▶ [SET TASK] Write out the material exactly, without any of its pictures.

▶ [RECORDS FOR PROCESSING]
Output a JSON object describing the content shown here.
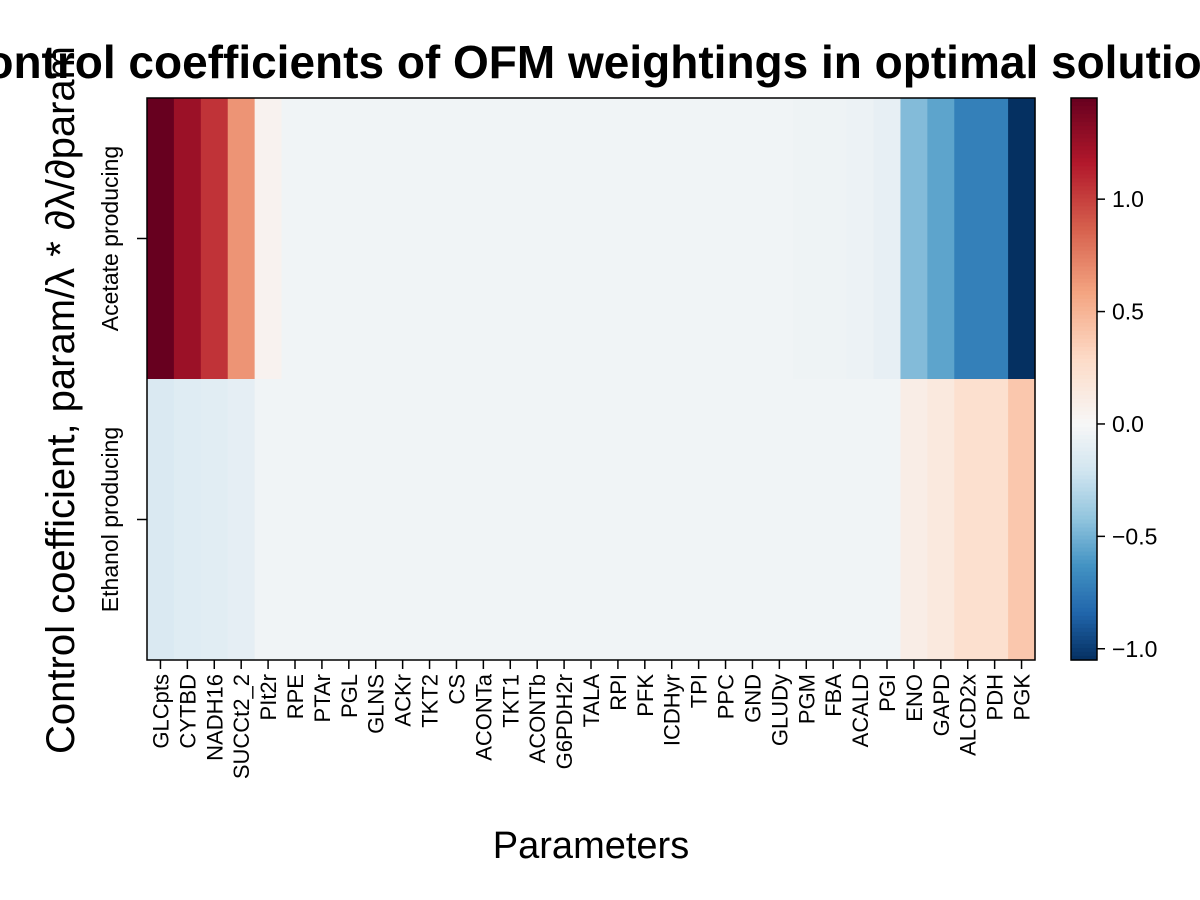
{
  "chart_data": {
    "type": "heatmap",
    "title": "Control coefficients of OFM weightings in optimal solution",
    "xlabel": "Parameters",
    "ylabel": "Control coefficient, param/λ * ∂λ/∂param",
    "columns": [
      "GLCpts",
      "CYTBD",
      "NADH16",
      "SUCCt2_2",
      "PIt2r",
      "RPE",
      "PTAr",
      "PGL",
      "GLNS",
      "ACKr",
      "TKT2",
      "CS",
      "ACONTa",
      "TKT1",
      "ACONTb",
      "G6PDH2r",
      "TALA",
      "RPI",
      "PFK",
      "ICDHyr",
      "TPI",
      "PPC",
      "GND",
      "GLUDy",
      "PGM",
      "FBA",
      "ACALD",
      "PGI",
      "ENO",
      "GAPD",
      "ALCD2x",
      "PDH",
      "PGK"
    ],
    "rows": [
      "Acetate producing",
      "Ethanol producing"
    ],
    "values": [
      [
        1.45,
        1.25,
        1.05,
        0.65,
        0.05,
        -0.04,
        -0.04,
        -0.04,
        -0.04,
        -0.04,
        -0.04,
        -0.04,
        -0.04,
        -0.04,
        -0.04,
        -0.04,
        -0.04,
        -0.04,
        -0.04,
        -0.04,
        -0.04,
        -0.04,
        -0.04,
        -0.04,
        -0.05,
        -0.05,
        -0.06,
        -0.09,
        -0.46,
        -0.56,
        -0.72,
        -0.72,
        -1.05
      ],
      [
        -0.16,
        -0.13,
        -0.12,
        -0.1,
        -0.04,
        -0.04,
        -0.04,
        -0.04,
        -0.04,
        -0.04,
        -0.04,
        -0.04,
        -0.04,
        -0.04,
        -0.04,
        -0.04,
        -0.04,
        -0.04,
        -0.04,
        -0.04,
        -0.04,
        -0.04,
        -0.04,
        -0.04,
        -0.04,
        -0.04,
        -0.04,
        -0.04,
        0.1,
        0.15,
        0.24,
        0.24,
        0.4
      ]
    ],
    "colorbar": {
      "cmap": "RdBu_r",
      "vmin": -1.05,
      "vmax": 1.45,
      "ticks": [
        -1.0,
        -0.5,
        0.0,
        0.5,
        1.0
      ],
      "tick_labels": [
        "−1.0",
        "−0.5",
        "0.0",
        "0.5",
        "1.0"
      ]
    }
  }
}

▶ [COMPLETED EXERCISE]
Output a JSON object describing the content shown here.
{
  "chart_data": {
    "type": "heatmap",
    "title": "Control coefficients of OFM weightings in optimal solution",
    "xlabel": "Parameters",
    "ylabel": "Control coefficient, param/λ * ∂λ/∂param",
    "columns": [
      "GLCpts",
      "CYTBD",
      "NADH16",
      "SUCCt2_2",
      "PIt2r",
      "RPE",
      "PTAr",
      "PGL",
      "GLNS",
      "ACKr",
      "TKT2",
      "CS",
      "ACONTa",
      "TKT1",
      "ACONTb",
      "G6PDH2r",
      "TALA",
      "RPI",
      "PFK",
      "ICDHyr",
      "TPI",
      "PPC",
      "GND",
      "GLUDy",
      "PGM",
      "FBA",
      "ACALD",
      "PGI",
      "ENO",
      "GAPD",
      "ALCD2x",
      "PDH",
      "PGK"
    ],
    "rows": [
      "Acetate producing",
      "Ethanol producing"
    ],
    "values": [
      [
        1.45,
        1.25,
        1.05,
        0.65,
        0.05,
        -0.04,
        -0.04,
        -0.04,
        -0.04,
        -0.04,
        -0.04,
        -0.04,
        -0.04,
        -0.04,
        -0.04,
        -0.04,
        -0.04,
        -0.04,
        -0.04,
        -0.04,
        -0.04,
        -0.04,
        -0.04,
        -0.04,
        -0.05,
        -0.05,
        -0.06,
        -0.09,
        -0.46,
        -0.56,
        -0.72,
        -0.72,
        -1.05
      ],
      [
        -0.16,
        -0.13,
        -0.12,
        -0.1,
        -0.04,
        -0.04,
        -0.04,
        -0.04,
        -0.04,
        -0.04,
        -0.04,
        -0.04,
        -0.04,
        -0.04,
        -0.04,
        -0.04,
        -0.04,
        -0.04,
        -0.04,
        -0.04,
        -0.04,
        -0.04,
        -0.04,
        -0.04,
        -0.04,
        -0.04,
        -0.04,
        -0.04,
        0.1,
        0.15,
        0.24,
        0.24,
        0.4
      ]
    ],
    "colorbar": {
      "cmap": "RdBu_r",
      "vmin": -1.05,
      "vmax": 1.45,
      "ticks": [
        -1.0,
        -0.5,
        0.0,
        0.5,
        1.0
      ],
      "tick_labels": [
        "−1.0",
        "−0.5",
        "0.0",
        "0.5",
        "1.0"
      ]
    }
  }
}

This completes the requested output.